▸ Given entries

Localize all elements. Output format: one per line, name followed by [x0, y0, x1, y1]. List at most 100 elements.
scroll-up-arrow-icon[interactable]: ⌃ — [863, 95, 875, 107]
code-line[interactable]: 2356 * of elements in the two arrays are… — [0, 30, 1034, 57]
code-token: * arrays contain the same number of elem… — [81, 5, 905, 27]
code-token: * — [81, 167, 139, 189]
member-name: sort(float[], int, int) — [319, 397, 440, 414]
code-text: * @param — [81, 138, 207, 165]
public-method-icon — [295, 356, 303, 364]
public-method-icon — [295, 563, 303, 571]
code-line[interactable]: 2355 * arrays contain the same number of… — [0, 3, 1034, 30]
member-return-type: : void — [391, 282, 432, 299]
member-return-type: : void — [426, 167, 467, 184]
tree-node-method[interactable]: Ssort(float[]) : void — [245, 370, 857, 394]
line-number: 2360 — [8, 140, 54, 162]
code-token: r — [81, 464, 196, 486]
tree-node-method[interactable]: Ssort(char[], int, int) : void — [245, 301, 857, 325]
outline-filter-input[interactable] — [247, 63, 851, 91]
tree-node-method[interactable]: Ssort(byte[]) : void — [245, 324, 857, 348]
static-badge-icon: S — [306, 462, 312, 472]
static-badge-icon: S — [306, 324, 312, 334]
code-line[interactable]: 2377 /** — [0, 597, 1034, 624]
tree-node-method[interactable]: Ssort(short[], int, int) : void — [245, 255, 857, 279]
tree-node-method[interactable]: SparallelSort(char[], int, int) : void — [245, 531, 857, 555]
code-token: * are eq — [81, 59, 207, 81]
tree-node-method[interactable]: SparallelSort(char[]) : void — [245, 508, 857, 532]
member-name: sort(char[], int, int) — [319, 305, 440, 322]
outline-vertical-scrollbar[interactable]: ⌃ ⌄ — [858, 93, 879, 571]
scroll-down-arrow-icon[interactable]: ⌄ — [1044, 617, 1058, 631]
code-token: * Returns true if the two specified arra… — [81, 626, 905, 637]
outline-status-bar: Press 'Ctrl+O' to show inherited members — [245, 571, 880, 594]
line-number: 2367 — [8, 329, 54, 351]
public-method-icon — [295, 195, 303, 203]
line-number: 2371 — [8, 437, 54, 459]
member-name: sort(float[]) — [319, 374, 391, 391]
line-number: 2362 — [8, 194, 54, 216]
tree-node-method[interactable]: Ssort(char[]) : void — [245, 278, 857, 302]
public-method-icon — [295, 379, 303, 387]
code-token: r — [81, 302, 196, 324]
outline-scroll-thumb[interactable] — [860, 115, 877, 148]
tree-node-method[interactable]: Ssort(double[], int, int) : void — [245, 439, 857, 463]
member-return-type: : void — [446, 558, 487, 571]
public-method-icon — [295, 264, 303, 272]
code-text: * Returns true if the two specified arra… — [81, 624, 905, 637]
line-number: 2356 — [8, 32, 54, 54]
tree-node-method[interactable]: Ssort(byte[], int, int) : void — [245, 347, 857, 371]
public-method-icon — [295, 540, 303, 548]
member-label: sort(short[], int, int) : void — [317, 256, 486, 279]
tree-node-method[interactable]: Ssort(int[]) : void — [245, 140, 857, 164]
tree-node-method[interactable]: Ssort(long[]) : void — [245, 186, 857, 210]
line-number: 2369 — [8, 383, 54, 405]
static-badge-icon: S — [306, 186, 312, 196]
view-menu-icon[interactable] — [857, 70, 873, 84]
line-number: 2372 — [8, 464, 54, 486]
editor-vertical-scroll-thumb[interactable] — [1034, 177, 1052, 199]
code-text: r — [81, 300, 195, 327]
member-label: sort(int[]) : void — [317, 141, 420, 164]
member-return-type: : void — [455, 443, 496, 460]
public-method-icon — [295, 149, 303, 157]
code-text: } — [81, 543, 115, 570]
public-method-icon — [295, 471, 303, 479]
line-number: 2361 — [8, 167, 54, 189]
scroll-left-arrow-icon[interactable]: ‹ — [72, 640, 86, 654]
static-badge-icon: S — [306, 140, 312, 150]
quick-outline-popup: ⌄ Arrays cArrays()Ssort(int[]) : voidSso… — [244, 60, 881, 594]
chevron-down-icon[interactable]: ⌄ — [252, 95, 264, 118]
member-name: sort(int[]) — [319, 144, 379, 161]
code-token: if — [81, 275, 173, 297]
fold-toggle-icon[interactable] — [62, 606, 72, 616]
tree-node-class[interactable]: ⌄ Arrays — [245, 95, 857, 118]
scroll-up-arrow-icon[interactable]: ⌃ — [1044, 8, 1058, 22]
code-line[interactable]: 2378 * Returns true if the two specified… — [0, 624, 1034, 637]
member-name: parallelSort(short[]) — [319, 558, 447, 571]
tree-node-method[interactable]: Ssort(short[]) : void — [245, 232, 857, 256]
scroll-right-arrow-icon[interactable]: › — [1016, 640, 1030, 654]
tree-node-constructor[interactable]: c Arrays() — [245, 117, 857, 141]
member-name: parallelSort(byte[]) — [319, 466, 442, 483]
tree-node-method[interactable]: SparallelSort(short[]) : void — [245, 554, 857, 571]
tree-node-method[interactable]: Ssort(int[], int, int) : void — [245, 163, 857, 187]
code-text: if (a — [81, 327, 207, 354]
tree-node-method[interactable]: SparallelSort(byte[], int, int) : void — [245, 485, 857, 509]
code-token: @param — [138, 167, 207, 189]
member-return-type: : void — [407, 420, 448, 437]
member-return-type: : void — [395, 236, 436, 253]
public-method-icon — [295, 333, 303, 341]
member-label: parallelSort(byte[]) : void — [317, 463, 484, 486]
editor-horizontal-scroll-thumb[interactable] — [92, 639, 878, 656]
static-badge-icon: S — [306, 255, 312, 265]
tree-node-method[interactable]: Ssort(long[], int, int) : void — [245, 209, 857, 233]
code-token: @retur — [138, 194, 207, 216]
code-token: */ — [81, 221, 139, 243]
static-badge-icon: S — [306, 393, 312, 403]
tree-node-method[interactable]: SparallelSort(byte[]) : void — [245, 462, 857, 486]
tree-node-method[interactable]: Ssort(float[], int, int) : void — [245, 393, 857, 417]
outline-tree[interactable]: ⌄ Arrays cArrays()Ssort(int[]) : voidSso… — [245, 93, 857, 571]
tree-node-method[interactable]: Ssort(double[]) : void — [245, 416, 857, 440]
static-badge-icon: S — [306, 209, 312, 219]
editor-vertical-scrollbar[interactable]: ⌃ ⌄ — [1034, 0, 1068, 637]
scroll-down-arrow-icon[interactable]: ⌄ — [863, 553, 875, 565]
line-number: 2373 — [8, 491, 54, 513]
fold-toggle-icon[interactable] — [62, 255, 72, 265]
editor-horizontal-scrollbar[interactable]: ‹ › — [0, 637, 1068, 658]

▸ Task directions
Reproduce the rows above word for word, from the very first row down through the row that contains "code-text: * @param — [81, 138, 207, 165]", including that row.

▸ In response
Localize all elements. Output format: one per line, name followed by [x0, y0, x1, y1]. List at most 100 elements.
scroll-up-arrow-icon[interactable]: ⌃ — [863, 95, 875, 107]
code-line[interactable]: 2356 * of elements in the two arrays are… — [0, 30, 1034, 57]
code-token: * arrays contain the same number of elem… — [81, 5, 905, 27]
code-token: * — [81, 167, 139, 189]
member-name: sort(float[], int, int) — [319, 397, 440, 414]
code-text: * @param — [81, 138, 207, 165]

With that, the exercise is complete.